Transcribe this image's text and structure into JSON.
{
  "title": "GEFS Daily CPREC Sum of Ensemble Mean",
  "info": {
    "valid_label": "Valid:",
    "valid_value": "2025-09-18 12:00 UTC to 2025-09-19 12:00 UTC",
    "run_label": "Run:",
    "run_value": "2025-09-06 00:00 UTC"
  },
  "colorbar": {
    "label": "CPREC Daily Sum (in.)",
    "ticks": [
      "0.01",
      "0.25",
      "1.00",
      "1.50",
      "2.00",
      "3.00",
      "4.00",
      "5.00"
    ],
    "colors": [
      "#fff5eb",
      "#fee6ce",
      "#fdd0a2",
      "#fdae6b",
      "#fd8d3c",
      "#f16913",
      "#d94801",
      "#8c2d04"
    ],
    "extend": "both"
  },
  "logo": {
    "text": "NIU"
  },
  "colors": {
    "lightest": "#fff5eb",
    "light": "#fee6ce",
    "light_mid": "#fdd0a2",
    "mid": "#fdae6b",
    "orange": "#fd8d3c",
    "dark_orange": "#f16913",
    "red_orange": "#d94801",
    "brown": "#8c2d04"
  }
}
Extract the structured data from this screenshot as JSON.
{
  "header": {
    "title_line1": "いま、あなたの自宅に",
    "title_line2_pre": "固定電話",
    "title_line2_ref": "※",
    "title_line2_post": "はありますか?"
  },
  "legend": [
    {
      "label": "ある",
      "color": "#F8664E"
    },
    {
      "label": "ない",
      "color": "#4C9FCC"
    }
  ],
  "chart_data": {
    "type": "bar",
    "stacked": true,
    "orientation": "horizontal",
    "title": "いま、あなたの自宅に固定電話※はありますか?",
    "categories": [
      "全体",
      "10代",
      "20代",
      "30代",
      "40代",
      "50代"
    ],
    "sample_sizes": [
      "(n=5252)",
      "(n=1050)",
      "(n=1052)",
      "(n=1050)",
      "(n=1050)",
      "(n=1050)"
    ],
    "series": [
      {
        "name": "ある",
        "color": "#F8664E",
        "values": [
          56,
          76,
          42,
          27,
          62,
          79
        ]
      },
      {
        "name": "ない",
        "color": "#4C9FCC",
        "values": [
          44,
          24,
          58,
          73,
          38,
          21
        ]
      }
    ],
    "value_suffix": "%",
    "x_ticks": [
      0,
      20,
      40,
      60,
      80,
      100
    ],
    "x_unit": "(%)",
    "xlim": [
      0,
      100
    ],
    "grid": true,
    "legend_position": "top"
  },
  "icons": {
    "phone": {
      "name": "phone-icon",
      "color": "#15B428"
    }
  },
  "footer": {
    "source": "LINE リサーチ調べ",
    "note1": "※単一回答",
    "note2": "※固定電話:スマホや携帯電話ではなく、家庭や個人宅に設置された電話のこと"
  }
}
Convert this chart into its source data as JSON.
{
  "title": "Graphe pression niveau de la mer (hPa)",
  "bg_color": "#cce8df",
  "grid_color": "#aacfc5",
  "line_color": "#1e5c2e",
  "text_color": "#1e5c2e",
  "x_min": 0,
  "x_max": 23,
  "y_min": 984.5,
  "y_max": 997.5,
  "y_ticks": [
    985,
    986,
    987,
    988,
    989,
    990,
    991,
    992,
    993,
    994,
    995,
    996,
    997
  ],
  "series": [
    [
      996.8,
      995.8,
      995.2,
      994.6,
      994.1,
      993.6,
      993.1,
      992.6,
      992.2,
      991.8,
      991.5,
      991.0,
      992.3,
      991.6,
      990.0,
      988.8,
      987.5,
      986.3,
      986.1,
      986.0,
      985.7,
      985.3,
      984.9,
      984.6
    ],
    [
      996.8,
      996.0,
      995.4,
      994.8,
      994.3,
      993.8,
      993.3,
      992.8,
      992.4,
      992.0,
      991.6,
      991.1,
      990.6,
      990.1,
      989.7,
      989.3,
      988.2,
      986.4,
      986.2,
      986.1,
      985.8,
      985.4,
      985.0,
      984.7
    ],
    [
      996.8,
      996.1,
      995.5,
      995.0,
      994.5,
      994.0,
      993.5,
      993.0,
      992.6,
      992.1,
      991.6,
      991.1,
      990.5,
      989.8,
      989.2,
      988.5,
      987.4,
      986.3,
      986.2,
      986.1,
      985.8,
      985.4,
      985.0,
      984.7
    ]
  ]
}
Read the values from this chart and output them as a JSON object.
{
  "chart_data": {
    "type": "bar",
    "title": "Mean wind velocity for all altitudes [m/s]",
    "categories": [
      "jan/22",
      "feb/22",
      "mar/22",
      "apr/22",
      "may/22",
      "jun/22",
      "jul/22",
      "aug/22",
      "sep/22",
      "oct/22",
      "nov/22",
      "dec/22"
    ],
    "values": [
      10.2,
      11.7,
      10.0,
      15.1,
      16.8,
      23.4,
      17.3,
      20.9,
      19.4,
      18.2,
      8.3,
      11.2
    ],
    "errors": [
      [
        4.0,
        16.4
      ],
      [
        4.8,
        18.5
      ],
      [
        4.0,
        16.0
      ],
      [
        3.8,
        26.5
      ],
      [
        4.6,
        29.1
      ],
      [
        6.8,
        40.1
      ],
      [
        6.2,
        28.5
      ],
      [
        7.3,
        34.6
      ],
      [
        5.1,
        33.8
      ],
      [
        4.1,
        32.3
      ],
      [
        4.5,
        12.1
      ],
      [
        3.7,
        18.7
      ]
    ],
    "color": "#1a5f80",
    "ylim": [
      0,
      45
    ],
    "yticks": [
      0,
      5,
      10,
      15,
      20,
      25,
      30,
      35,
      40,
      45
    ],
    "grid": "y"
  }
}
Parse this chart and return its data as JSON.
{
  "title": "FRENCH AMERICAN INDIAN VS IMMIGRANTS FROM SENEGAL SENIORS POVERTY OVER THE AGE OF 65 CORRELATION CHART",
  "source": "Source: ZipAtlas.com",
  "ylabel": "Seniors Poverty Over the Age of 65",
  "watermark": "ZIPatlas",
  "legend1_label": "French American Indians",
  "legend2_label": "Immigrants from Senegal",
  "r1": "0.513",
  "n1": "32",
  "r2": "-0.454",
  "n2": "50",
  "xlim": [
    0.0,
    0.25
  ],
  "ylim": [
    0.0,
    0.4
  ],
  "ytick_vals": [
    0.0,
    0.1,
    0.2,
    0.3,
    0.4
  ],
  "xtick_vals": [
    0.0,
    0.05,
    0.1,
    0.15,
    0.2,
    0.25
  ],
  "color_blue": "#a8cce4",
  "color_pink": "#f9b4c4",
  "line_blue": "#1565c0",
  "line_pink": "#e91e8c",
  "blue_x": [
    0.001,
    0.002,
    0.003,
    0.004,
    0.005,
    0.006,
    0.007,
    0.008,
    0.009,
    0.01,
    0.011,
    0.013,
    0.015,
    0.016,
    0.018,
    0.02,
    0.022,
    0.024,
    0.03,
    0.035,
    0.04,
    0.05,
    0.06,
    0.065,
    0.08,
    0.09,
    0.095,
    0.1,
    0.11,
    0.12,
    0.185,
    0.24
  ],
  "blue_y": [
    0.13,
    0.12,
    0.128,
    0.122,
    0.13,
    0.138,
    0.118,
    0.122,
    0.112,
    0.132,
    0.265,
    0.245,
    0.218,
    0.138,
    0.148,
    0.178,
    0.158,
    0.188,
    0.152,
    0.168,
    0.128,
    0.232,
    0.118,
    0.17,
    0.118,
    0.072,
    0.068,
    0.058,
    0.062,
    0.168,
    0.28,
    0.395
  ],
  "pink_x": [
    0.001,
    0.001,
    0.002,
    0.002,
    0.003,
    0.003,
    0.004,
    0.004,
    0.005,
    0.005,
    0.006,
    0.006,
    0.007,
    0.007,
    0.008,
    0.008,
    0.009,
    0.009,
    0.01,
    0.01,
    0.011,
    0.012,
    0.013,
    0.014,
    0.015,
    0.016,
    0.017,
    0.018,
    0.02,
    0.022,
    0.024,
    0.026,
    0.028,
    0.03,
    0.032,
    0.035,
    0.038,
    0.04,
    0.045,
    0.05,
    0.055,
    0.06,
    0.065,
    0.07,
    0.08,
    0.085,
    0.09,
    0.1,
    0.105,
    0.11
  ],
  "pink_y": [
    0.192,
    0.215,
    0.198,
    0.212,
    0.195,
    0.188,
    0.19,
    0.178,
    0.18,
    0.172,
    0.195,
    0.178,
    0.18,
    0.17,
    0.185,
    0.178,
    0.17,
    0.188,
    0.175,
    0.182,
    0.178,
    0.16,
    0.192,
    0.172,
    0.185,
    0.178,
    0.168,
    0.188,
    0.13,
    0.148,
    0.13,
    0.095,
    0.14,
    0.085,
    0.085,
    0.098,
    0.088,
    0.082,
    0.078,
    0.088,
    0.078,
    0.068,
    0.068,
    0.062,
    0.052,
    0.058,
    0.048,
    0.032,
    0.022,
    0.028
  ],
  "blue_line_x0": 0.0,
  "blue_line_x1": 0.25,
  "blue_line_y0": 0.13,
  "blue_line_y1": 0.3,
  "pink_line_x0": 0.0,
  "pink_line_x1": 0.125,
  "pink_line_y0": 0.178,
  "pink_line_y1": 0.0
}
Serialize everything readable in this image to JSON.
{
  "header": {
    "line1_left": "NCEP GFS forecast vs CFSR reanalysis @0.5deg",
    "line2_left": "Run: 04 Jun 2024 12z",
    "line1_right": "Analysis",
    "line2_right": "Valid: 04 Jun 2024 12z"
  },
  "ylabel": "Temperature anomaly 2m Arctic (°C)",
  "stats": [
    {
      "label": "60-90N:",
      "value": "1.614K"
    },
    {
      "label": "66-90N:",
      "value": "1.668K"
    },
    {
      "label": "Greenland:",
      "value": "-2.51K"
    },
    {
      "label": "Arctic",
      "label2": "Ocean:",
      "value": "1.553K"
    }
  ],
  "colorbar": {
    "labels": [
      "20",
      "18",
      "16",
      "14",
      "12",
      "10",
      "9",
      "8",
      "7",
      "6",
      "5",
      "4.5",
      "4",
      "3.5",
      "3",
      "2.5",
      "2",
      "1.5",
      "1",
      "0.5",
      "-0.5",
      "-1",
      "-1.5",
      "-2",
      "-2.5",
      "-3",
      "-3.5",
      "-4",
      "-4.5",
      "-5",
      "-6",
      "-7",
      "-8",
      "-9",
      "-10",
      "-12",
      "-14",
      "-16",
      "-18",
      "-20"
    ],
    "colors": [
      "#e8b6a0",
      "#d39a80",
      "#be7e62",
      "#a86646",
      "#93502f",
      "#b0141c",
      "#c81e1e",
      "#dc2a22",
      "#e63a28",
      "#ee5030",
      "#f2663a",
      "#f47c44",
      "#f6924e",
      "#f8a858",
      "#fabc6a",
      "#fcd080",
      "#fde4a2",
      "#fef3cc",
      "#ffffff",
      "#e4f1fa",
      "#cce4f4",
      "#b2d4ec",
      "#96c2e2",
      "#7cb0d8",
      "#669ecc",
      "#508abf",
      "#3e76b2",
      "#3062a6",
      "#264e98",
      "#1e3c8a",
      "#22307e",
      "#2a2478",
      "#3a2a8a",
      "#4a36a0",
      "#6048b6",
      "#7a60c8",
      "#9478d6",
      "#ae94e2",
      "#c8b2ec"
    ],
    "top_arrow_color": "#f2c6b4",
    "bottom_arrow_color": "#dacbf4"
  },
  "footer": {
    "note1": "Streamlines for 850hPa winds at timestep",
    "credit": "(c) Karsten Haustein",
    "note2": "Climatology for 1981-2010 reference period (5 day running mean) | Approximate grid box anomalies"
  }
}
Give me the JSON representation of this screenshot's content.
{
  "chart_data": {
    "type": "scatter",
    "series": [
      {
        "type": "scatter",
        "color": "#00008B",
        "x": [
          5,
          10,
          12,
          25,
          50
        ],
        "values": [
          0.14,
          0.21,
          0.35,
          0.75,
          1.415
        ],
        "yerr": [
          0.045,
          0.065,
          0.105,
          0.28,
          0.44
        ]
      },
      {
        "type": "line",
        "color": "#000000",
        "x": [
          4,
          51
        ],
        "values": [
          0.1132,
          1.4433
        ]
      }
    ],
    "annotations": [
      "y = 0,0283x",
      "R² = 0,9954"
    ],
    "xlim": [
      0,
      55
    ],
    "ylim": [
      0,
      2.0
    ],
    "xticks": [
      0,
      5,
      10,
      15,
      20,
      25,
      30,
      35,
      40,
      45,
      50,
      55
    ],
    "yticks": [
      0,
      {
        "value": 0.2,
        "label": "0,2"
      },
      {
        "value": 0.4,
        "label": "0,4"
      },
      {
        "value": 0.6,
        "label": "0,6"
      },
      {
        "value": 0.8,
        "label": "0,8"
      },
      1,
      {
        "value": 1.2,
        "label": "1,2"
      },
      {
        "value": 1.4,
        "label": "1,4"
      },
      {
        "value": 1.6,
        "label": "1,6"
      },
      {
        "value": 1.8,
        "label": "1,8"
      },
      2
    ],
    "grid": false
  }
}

○ ○ ○ ○

- [Short exercise] Scan the material above. Copy each line that holds the word "JSON".

- [Reply to the task]
Transcribe this image's text and structure into JSON.
Extract the structured data from this screenshot as JSON.
Convert this chart into its source data as JSON.
Read the values from this chart and output them as a JSON object.
Parse this chart and return its data as JSON.
Serialize everything readable in this image to JSON.
Give me the JSON representation of this screenshot's content.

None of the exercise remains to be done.